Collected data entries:
+ + +
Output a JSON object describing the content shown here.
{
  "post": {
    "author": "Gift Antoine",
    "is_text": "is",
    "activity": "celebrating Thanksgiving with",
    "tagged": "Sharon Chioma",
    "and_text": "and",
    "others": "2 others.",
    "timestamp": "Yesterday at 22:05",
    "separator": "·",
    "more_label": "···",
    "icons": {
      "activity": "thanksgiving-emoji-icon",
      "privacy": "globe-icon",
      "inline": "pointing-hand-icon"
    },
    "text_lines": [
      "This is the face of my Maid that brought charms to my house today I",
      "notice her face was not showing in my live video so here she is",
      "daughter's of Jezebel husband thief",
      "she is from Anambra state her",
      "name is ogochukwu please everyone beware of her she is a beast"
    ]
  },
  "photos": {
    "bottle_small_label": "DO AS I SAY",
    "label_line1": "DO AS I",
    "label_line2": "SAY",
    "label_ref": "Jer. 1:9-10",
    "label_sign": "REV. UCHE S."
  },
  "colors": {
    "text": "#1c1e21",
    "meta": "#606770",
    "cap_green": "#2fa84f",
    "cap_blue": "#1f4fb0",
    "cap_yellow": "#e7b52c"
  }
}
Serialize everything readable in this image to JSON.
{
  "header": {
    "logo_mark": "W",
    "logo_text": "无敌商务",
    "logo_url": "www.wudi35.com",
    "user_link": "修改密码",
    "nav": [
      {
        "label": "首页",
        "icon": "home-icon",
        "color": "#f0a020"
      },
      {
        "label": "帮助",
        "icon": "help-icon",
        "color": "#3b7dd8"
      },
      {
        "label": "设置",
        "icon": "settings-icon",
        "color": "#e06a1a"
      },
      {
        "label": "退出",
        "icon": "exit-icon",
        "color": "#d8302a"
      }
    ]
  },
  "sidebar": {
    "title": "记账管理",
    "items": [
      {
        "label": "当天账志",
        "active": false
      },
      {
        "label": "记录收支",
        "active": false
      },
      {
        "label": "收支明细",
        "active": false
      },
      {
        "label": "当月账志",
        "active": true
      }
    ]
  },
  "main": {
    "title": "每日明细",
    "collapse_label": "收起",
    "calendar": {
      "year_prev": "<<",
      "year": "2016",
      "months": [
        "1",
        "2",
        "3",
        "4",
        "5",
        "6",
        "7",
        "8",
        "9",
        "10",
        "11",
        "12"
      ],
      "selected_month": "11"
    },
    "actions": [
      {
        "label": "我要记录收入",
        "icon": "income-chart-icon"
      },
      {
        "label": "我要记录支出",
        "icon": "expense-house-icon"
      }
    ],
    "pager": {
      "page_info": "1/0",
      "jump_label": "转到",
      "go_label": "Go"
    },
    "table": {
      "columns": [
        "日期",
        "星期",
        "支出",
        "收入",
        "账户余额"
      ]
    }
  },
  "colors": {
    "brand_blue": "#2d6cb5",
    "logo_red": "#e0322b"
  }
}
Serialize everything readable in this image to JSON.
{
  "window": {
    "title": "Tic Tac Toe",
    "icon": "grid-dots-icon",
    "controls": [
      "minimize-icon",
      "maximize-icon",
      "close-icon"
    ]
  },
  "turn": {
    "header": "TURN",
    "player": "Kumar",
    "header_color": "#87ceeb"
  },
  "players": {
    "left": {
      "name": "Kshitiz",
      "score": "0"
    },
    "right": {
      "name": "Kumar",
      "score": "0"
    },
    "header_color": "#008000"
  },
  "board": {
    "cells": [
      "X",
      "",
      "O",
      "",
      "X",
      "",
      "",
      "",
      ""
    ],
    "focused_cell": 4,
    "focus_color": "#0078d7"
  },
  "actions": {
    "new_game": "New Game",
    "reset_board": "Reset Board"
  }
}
+ + +
[Problem]:
Your task is to transcribe the listing above in full, exactly as given.

[Solution for this problem]:
Output a JSON object describing the content shown here.
{
  "post": {
    "author": "Gift Antoine",
    "is_text": "is",
    "activity": "celebrating Thanksgiving with",
    "tagged": "Sharon Chioma",
    "and_text": "and",
    "others": "2 others.",
    "timestamp": "Yesterday at 22:05",
    "separator": "·",
    "more_label": "···",
    "icons": {
      "activity": "thanksgiving-emoji-icon",
      "privacy": "globe-icon",
      "inline": "pointing-hand-icon"
    },
    "text_lines": [
      "This is the face of my Maid that brought charms to my house today I",
      "notice her face was not showing in my live video so here she is",
      "daughter's of Jezebel husband thief",
      "she is from Anambra state her",
      "name is ogochukwu please everyone beware of her she is a beast"
    ]
  },
  "photos": {
    "bottle_small_label": "DO AS I SAY",
    "label_line1": "DO AS I",
    "label_line2": "SAY",
    "label_ref": "Jer. 1:9-10",
    "label_sign": "REV. UCHE S."
  },
  "colors": {
    "text": "#1c1e21",
    "meta": "#606770",
    "cap_green": "#2fa84f",
    "cap_blue": "#1f4fb0",
    "cap_yellow": "#e7b52c"
  }
}
Serialize everything readable in this image to JSON.
{
  "header": {
    "logo_mark": "W",
    "logo_text": "无敌商务",
    "logo_url": "www.wudi35.com",
    "user_link": "修改密码",
    "nav": [
      {
        "label": "首页",
        "icon": "home-icon",
        "color": "#f0a020"
      },
      {
        "label": "帮助",
        "icon": "help-icon",
        "color": "#3b7dd8"
      },
      {
        "label": "设置",
        "icon": "settings-icon",
        "color": "#e06a1a"
      },
      {
        "label": "退出",
        "icon": "exit-icon",
        "color": "#d8302a"
      }
    ]
  },
  "sidebar": {
    "title": "记账管理",
    "items": [
      {
        "label": "当天账志",
        "active": false
      },
      {
        "label": "记录收支",
        "active": false
      },
      {
        "label": "收支明细",
        "active": false
      },
      {
        "label": "当月账志",
        "active": true
      }
    ]
  },
  "main": {
    "title": "每日明细",
    "collapse_label": "收起",
    "calendar": {
      "year_prev": "<<",
      "year": "2016",
      "months": [
        "1",
        "2",
        "3",
        "4",
        "5",
        "6",
        "7",
        "8",
        "9",
        "10",
        "11",
        "12"
      ],
      "selected_month": "11"
    },
    "actions": [
      {
        "label": "我要记录收入",
        "icon": "income-chart-icon"
      },
      {
        "label": "我要记录支出",
        "icon": "expense-house-icon"
      }
    ],
    "pager": {
      "page_info": "1/0",
      "jump_label": "转到",
      "go_label": "Go"
    },
    "table": {
      "columns": [
        "日期",
        "星期",
        "支出",
        "收入",
        "账户余额"
      ]
    }
  },
  "colors": {
    "brand_blue": "#2d6cb5",
    "logo_red": "#e0322b"
  }
}
Serialize everything readable in this image to JSON.
{
  "window": {
    "title": "Tic Tac Toe",
    "icon": "grid-dots-icon",
    "controls": [
      "minimize-icon",
      "maximize-icon",
      "close-icon"
    ]
  },
  "turn": {
    "header": "TURN",
    "player": "Kumar",
    "header_color": "#87ceeb"
  },
  "players": {
    "left": {
      "name": "Kshitiz",
      "score": "0"
    },
    "right": {
      "name": "Kumar",
      "score": "0"
    },
    "header_color": "#008000"
  },
  "board": {
    "cells": [
      "X",
      "",
      "O",
      "",
      "X",
      "",
      "",
      "",
      ""
    ],
    "focused_cell": 4,
    "focus_color": "#0078d7"
  },
  "actions": {
    "new_game": "New Game",
    "reset_board": "Reset Board"
  }
}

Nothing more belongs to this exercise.